Chart and figure data:
--------

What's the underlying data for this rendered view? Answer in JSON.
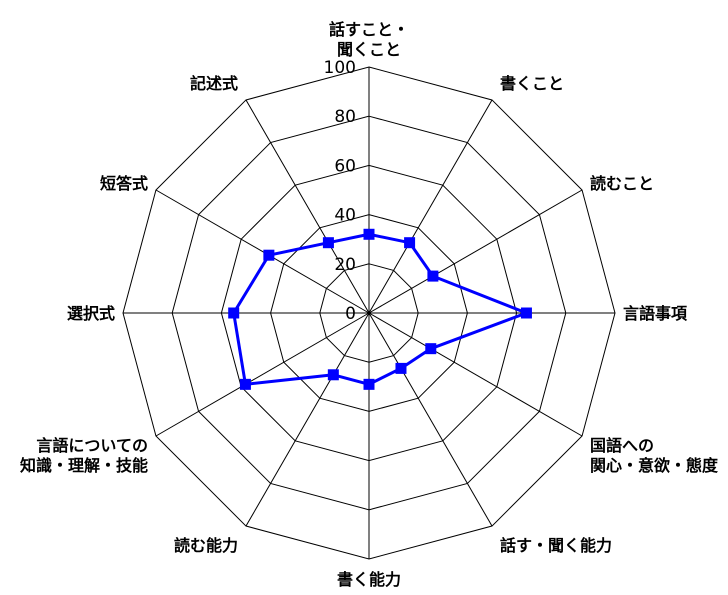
{
  "chart_data": {
    "type": "radar",
    "axes": [
      [
        "話すこと・",
        "聞くこと"
      ],
      [
        "書くこと"
      ],
      [
        "読むこと"
      ],
      [
        "言語事項"
      ],
      [
        "国語への",
        "関心・意欲・態度"
      ],
      [
        "話す・聞く能力"
      ],
      [
        "書く能力"
      ],
      [
        "読む能力"
      ],
      [
        "言語についての",
        "知識・理解・技能"
      ],
      [
        "選択式"
      ],
      [
        "短答式"
      ],
      [
        "記述式"
      ]
    ],
    "values": [
      32,
      33,
      30,
      64,
      29,
      26,
      29,
      29,
      58,
      55,
      47,
      33
    ],
    "ticks": [
      0,
      20,
      40,
      60,
      80,
      100
    ],
    "rlim": [
      0,
      100
    ],
    "grid": true,
    "legend": "none",
    "line_color": "#0000ff",
    "marker_color": "#0000ff",
    "grid_color": "#000000"
  }
}
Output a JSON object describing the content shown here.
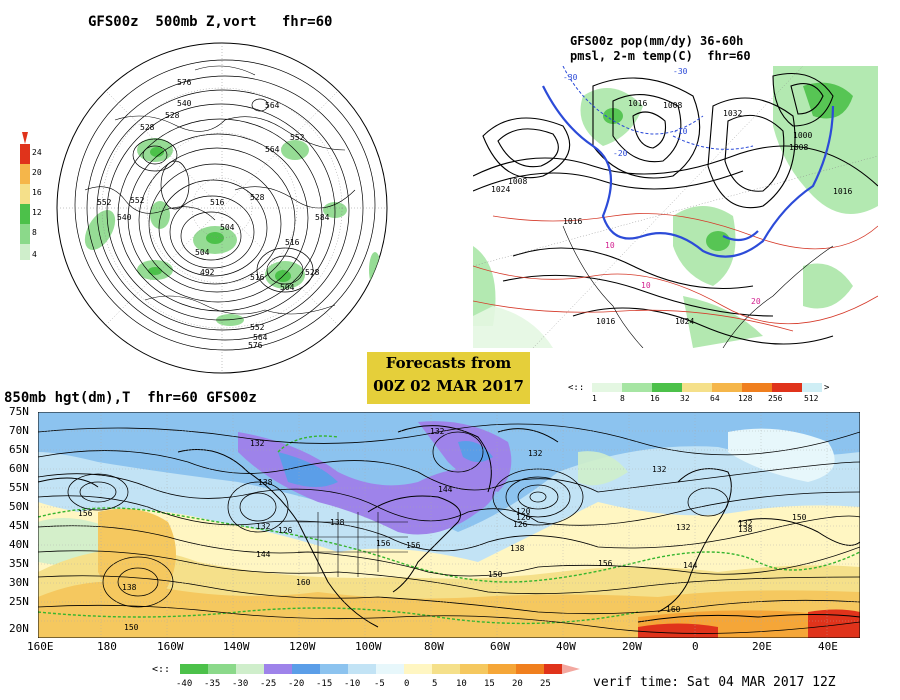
{
  "panels": {
    "top_left": {
      "title": "GFS00z  500mb Z,vort   fhr=60",
      "colorbar": {
        "ticks": [
          "24",
          "20",
          "16",
          "12",
          "8",
          "4"
        ],
        "colors": [
          "#e0331b",
          "#f5b64a",
          "#f5e08a",
          "#4cc14a",
          "#8bd98a",
          "#cfeecb"
        ]
      },
      "contour_labels": [
        "576",
        "552",
        "540",
        "528",
        "564",
        "540",
        "528",
        "516",
        "504",
        "528",
        "552",
        "564",
        "516",
        "504",
        "492",
        "516",
        "528",
        "504",
        "552",
        "564",
        "576",
        "552",
        "584"
      ]
    },
    "top_right": {
      "title_line1": "GFS00z pop(mm/dy) 36-60h",
      "title_line2": "pmsl, 2-m temp(C)  fhr=60",
      "colorbar": {
        "ticks": [
          "1",
          "8",
          "16",
          "32",
          "64",
          "128",
          "256",
          "512"
        ],
        "colors": [
          "#e4f7e2",
          "#a6e5a3",
          "#4cc14a",
          "#f5e08a",
          "#f5b64a",
          "#f07f1e",
          "#e0331b",
          "#cfeef5"
        ]
      },
      "labels": [
        "1024",
        "1008",
        "1016",
        "1016",
        "1008",
        "1032",
        "1000",
        "1008",
        "1016",
        "1016",
        "1024",
        "-30",
        "-30",
        "-20",
        "-10",
        "10",
        "10",
        "20"
      ]
    },
    "bottom": {
      "title": "850mb hgt(dm),T  fhr=60 GFS00z",
      "lat_labels": [
        "75N",
        "70N",
        "65N",
        "60N",
        "55N",
        "50N",
        "45N",
        "40N",
        "35N",
        "30N",
        "25N",
        "20N"
      ],
      "lon_labels": [
        "160E",
        "180",
        "160W",
        "140W",
        "120W",
        "100W",
        "80W",
        "60W",
        "40W",
        "20W",
        "0",
        "20E",
        "40E"
      ],
      "colorbar": {
        "ticks": [
          "-40",
          "-35",
          "-30",
          "-25",
          "-20",
          "-15",
          "-10",
          "-5",
          "0",
          "5",
          "10",
          "15",
          "20",
          "25"
        ],
        "colors": [
          "#4cc14a",
          "#8bd98a",
          "#cfeecb",
          "#9e83ea",
          "#5b9ee8",
          "#8cc3ef",
          "#c2e3f5",
          "#e7f7fb",
          "#fff6c2",
          "#f5e08a",
          "#f5c85f",
          "#f5a638",
          "#f07f1e",
          "#e0331b"
        ]
      },
      "contour_labels": [
        "132",
        "132",
        "138",
        "156",
        "132",
        "144",
        "138",
        "132",
        "126",
        "156",
        "144",
        "138",
        "132",
        "120",
        "126",
        "138",
        "150",
        "156",
        "132",
        "144",
        "150",
        "126",
        "132",
        "138",
        "150",
        "160",
        "160",
        "156"
      ],
      "verif_time": "verif time: Sat 04 MAR 2017 12Z"
    }
  },
  "forecast_box": {
    "line1": "Forecasts from",
    "line2": "00Z 02 MAR 2017"
  }
}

--------

Make an exact copy of the records shown above, without the pictures.

### Problem solution:
What's the underlying data for this rendered view? Answer in JSON.
{
  "chart_data": {
    "type": "radar",
    "axes": [
      [
        "話すこと・",
        "聞くこと"
      ],
      [
        "書くこと"
      ],
      [
        "読むこと"
      ],
      [
        "言語事項"
      ],
      [
        "国語への",
        "関心・意欲・態度"
      ],
      [
        "話す・聞く能力"
      ],
      [
        "書く能力"
      ],
      [
        "読む能力"
      ],
      [
        "言語についての",
        "知識・理解・技能"
      ],
      [
        "選択式"
      ],
      [
        "短答式"
      ],
      [
        "記述式"
      ]
    ],
    "values": [
      32,
      33,
      30,
      64,
      29,
      26,
      29,
      29,
      58,
      55,
      47,
      33
    ],
    "ticks": [
      0,
      20,
      40,
      60,
      80,
      100
    ],
    "rlim": [
      0,
      100
    ],
    "grid": true,
    "legend": "none",
    "line_color": "#0000ff",
    "marker_color": "#0000ff",
    "grid_color": "#000000"
  }
}
Output a JSON object describing the content shown here.
{
  "panels": {
    "top_left": {
      "title": "GFS00z  500mb Z,vort   fhr=60",
      "colorbar": {
        "ticks": [
          "24",
          "20",
          "16",
          "12",
          "8",
          "4"
        ],
        "colors": [
          "#e0331b",
          "#f5b64a",
          "#f5e08a",
          "#4cc14a",
          "#8bd98a",
          "#cfeecb"
        ]
      },
      "contour_labels": [
        "576",
        "552",
        "540",
        "528",
        "564",
        "540",
        "528",
        "516",
        "504",
        "528",
        "552",
        "564",
        "516",
        "504",
        "492",
        "516",
        "528",
        "504",
        "552",
        "564",
        "576",
        "552",
        "584"
      ]
    },
    "top_right": {
      "title_line1": "GFS00z pop(mm/dy) 36-60h",
      "title_line2": "pmsl, 2-m temp(C)  fhr=60",
      "colorbar": {
        "ticks": [
          "1",
          "8",
          "16",
          "32",
          "64",
          "128",
          "256",
          "512"
        ],
        "colors": [
          "#e4f7e2",
          "#a6e5a3",
          "#4cc14a",
          "#f5e08a",
          "#f5b64a",
          "#f07f1e",
          "#e0331b",
          "#cfeef5"
        ]
      },
      "labels": [
        "1024",
        "1008",
        "1016",
        "1016",
        "1008",
        "1032",
        "1000",
        "1008",
        "1016",
        "1016",
        "1024",
        "-30",
        "-30",
        "-20",
        "-10",
        "10",
        "10",
        "20"
      ]
    },
    "bottom": {
      "title": "850mb hgt(dm),T  fhr=60 GFS00z",
      "lat_labels": [
        "75N",
        "70N",
        "65N",
        "60N",
        "55N",
        "50N",
        "45N",
        "40N",
        "35N",
        "30N",
        "25N",
        "20N"
      ],
      "lon_labels": [
        "160E",
        "180",
        "160W",
        "140W",
        "120W",
        "100W",
        "80W",
        "60W",
        "40W",
        "20W",
        "0",
        "20E",
        "40E"
      ],
      "colorbar": {
        "ticks": [
          "-40",
          "-35",
          "-30",
          "-25",
          "-20",
          "-15",
          "-10",
          "-5",
          "0",
          "5",
          "10",
          "15",
          "20",
          "25"
        ],
        "colors": [
          "#4cc14a",
          "#8bd98a",
          "#cfeecb",
          "#9e83ea",
          "#5b9ee8",
          "#8cc3ef",
          "#c2e3f5",
          "#e7f7fb",
          "#fff6c2",
          "#f5e08a",
          "#f5c85f",
          "#f5a638",
          "#f07f1e",
          "#e0331b"
        ]
      },
      "contour_labels": [
        "132",
        "132",
        "138",
        "156",
        "132",
        "144",
        "138",
        "132",
        "126",
        "156",
        "144",
        "138",
        "132",
        "120",
        "126",
        "138",
        "150",
        "156",
        "132",
        "144",
        "150",
        "126",
        "132",
        "138",
        "150",
        "160",
        "160",
        "156"
      ],
      "verif_time": "verif time: Sat 04 MAR 2017 12Z"
    }
  },
  "forecast_box": {
    "line1": "Forecasts from",
    "line2": "00Z 02 MAR 2017"
  }
}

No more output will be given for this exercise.